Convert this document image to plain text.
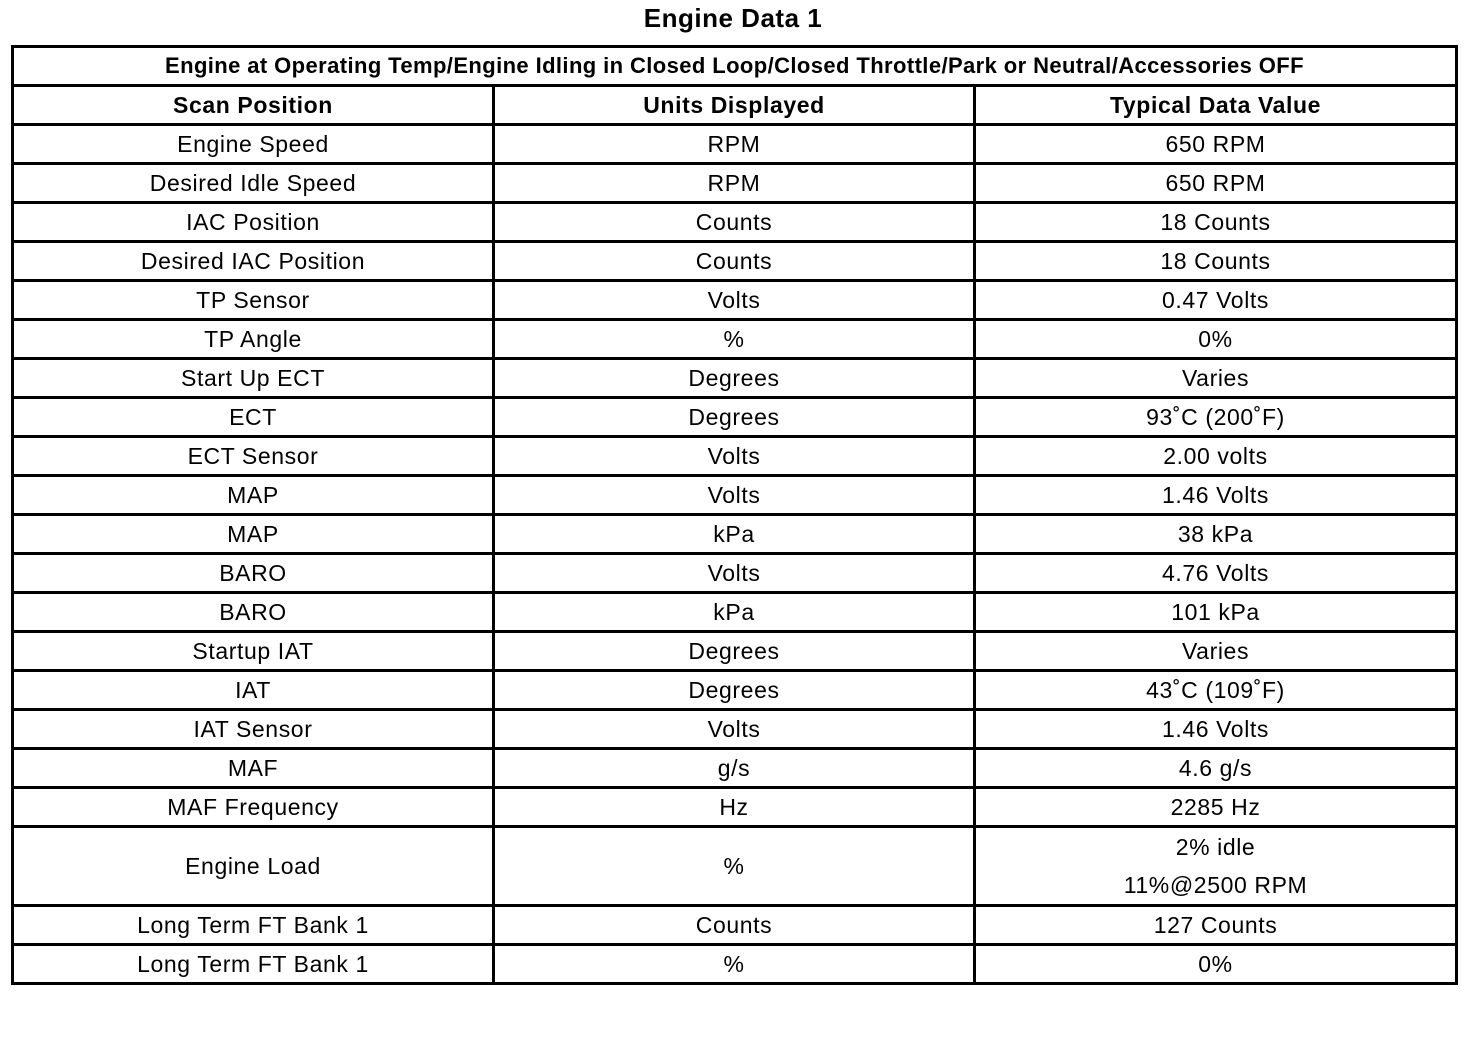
Engine Data 1
Engine at Operating Temp/Engine Idling in Closed Loop/Closed Throttle/Park or Neutral/Accessories OFF		
Scan Position	Units Displayed	Typical Data Value
Engine Speed	RPM	650 RPM
Desired Idle Speed	RPM	650 RPM
IAC Position	Counts	18 Counts
Desired IAC Position	Counts	18 Counts
TP Sensor	Volts	0.47 Volts
TP Angle	%	0%
Start Up ECT	Degrees	Varies
ECT	Degrees	93˚C (200˚F)
ECT Sensor	Volts	2.00 volts
MAP	Volts	1.46 Volts
MAP	kPa	38 kPa
BARO	Volts	4.76 Volts
BARO	kPa	101 kPa
Startup IAT	Degrees	Varies
IAT	Degrees	43˚C (109˚F)
IAT Sensor	Volts	1.46 Volts
MAF	g/s	4.6 g/s
MAF Frequency	Hz	2285 Hz
Engine Load	%	2% idle
11%@2500 RPM

Long Term FT Bank 1	Counts	127 Counts
Long Term FT Bank 1	%	0%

# [Written request]
Can you restate all the records above word for word while dropping the pictures?

# [Answer]
Convert this document image to plain text.
Engine Data 1
Engine at Operating Temp/Engine Idling in Closed Loop/Closed Throttle/Park or Neutral/Accessories OFF		
Scan Position	Units Displayed	Typical Data Value
Engine Speed	RPM	650 RPM
Desired Idle Speed	RPM	650 RPM
IAC Position	Counts	18 Counts
Desired IAC Position	Counts	18 Counts
TP Sensor	Volts	0.47 Volts
TP Angle	%	0%
Start Up ECT	Degrees	Varies
ECT	Degrees	93˚C (200˚F)
ECT Sensor	Volts	2.00 volts
MAP	Volts	1.46 Volts
MAP	kPa	38 kPa
BARO	Volts	4.76 Volts
BARO	kPa	101 kPa
Startup IAT	Degrees	Varies
IAT	Degrees	43˚C (109˚F)
IAT Sensor	Volts	1.46 Volts
MAF	g/s	4.6 g/s
MAF Frequency	Hz	2285 Hz
Engine Load	%	2% idle
11%@2500 RPM

Long Term FT Bank 1	Counts	127 Counts
Long Term FT Bank 1	%	0%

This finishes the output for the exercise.